### [SET EXERCISE]
Restate the listing below word for word, omitting any images.

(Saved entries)

============

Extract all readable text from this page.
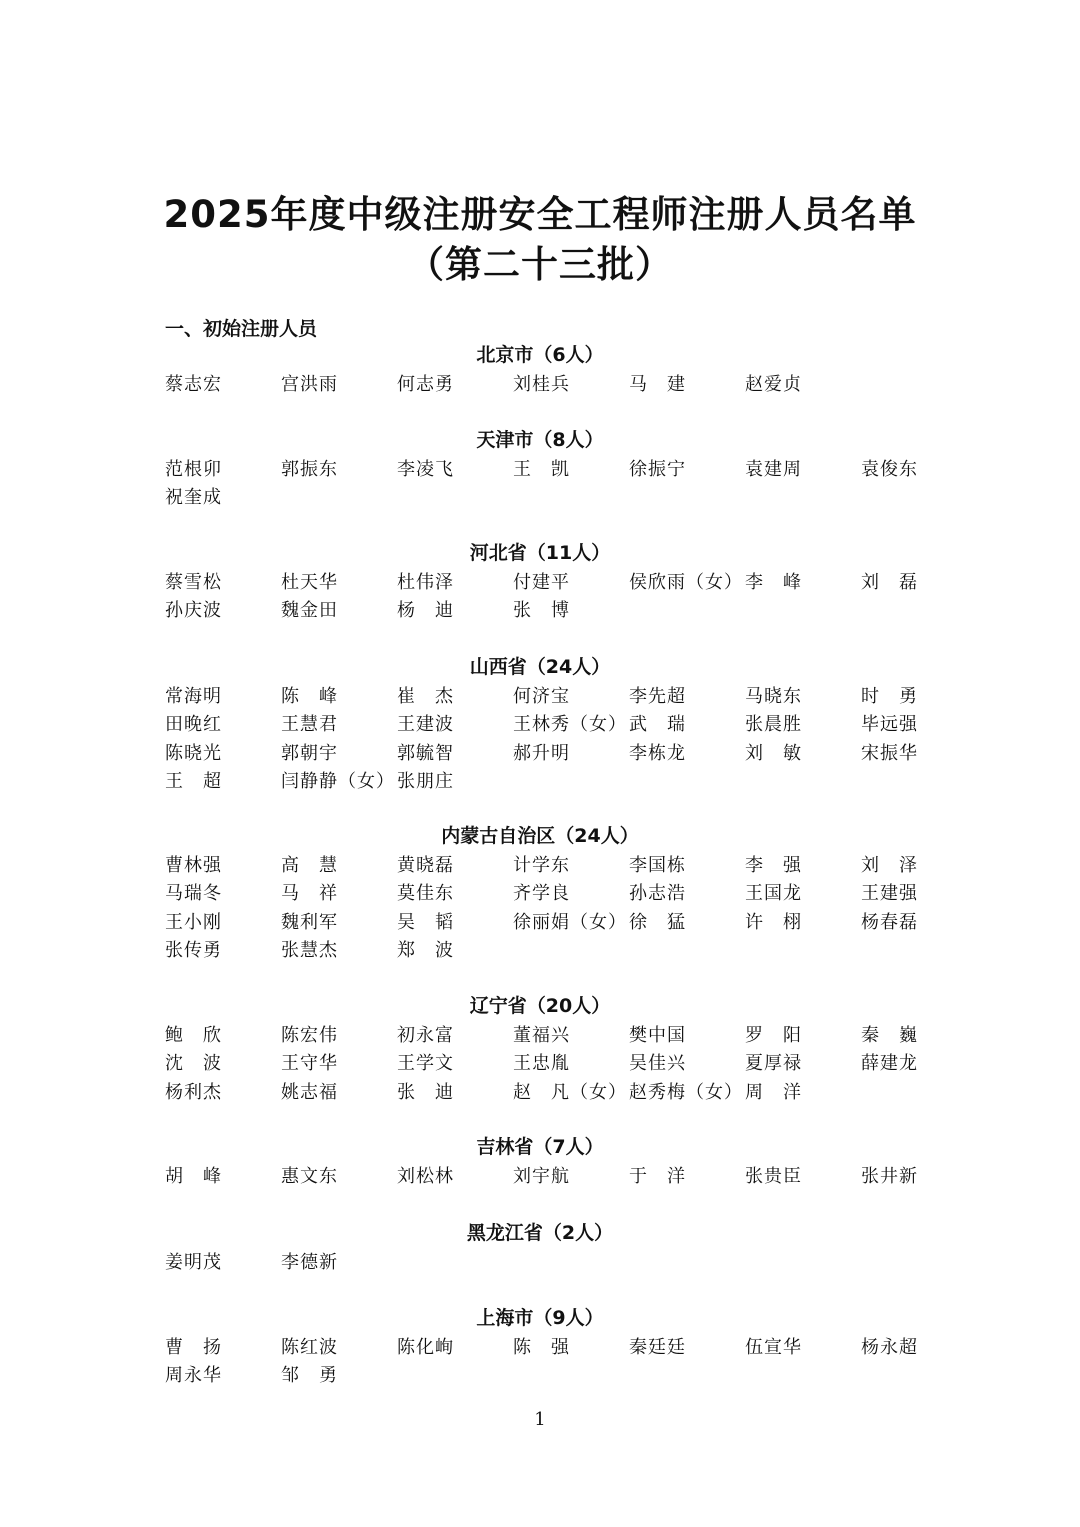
2025年度中级注册安全工程师注册人员名单
（第二十三批）
一、初始注册人员
北京市（6人）
蔡志宏	宫洪雨	何志勇	刘桂兵	马　建	赵爱贞
天津市（8人）
范根卯	郭振东	李凌飞	王　凯	徐振宁	袁建周	袁俊东
祝奎成
河北省（11人）
蔡雪松	杜天华	杜伟泽	付建平	侯欣雨（女） 李　峰	刘　磊
孙庆波	魏金田	杨　迪	张　博
山西省（24人）
常海明	陈　峰	崔　杰	何济宝	李先超	马晓东	时　勇
田晚红	王慧君	王建波	王林秀（女） 武　瑞	张晨胜	毕远强
陈晓光	郭朝宇	郭毓智	郝升明	李栋龙	刘　敏	宋振华
王　超	闫静静（女） 张朋庄
内蒙古自治区（24人）
曹林强	高　慧	黄晓磊	计学东	李国栋	李　强	刘　泽
马瑞冬	马　祥	莫佳东	齐学良	孙志浩	王国龙	王建强
王小刚	魏利军	吴　韬	徐丽娟（女） 徐　猛	许　栩	杨春磊
张传勇	张慧杰	郑　波
辽宁省（20人）
鲍　欣	陈宏伟	初永富	董福兴	樊中国	罗　阳	秦　巍
沈　波	王守华	王学文	王忠胤	吴佳兴	夏厚禄	薛建龙
杨利杰	姚志福	张　迪	赵　凡（女） 赵秀梅（女） 周　洋
吉林省（7人）
胡　峰	惠文东	刘松林	刘宇航	于　洋	张贵臣	张井新
黑龙江省（2人）
姜明茂	李德新
上海市（9人）
曹　扬	陈红波	陈化峋	陈　强	秦廷廷	伍宣华	杨永超
周永华	邹　勇
1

============

### [CORRECT RESPONSE]
Extract all readable text from this page.
2025年度中级注册安全工程师注册人员名单
（第二十三批）
一、初始注册人员
北京市（6人）
蔡志宏	宫洪雨	何志勇	刘桂兵	马　建	赵爱贞
天津市（8人）
范根卯	郭振东	李凌飞	王　凯	徐振宁	袁建周	袁俊东
祝奎成
河北省（11人）
蔡雪松	杜天华	杜伟泽	付建平	侯欣雨（女） 李　峰	刘　磊
孙庆波	魏金田	杨　迪	张　博
山西省（24人）
常海明	陈　峰	崔　杰	何济宝	李先超	马晓东	时　勇
田晚红	王慧君	王建波	王林秀（女） 武　瑞	张晨胜	毕远强
陈晓光	郭朝宇	郭毓智	郝升明	李栋龙	刘　敏	宋振华
王　超	闫静静（女） 张朋庄
内蒙古自治区（24人）
曹林强	高　慧	黄晓磊	计学东	李国栋	李　强	刘　泽
马瑞冬	马　祥	莫佳东	齐学良	孙志浩	王国龙	王建强
王小刚	魏利军	吴　韬	徐丽娟（女） 徐　猛	许　栩	杨春磊
张传勇	张慧杰	郑　波
辽宁省（20人）
鲍　欣	陈宏伟	初永富	董福兴	樊中国	罗　阳	秦　巍
沈　波	王守华	王学文	王忠胤	吴佳兴	夏厚禄	薛建龙
杨利杰	姚志福	张　迪	赵　凡（女） 赵秀梅（女） 周　洋
吉林省（7人）
胡　峰	惠文东	刘松林	刘宇航	于　洋	张贵臣	张井新
黑龙江省（2人）
姜明茂	李德新
上海市（9人）
曹　扬	陈红波	陈化峋	陈　强	秦廷廷	伍宣华	杨永超
周永华	邹　勇
1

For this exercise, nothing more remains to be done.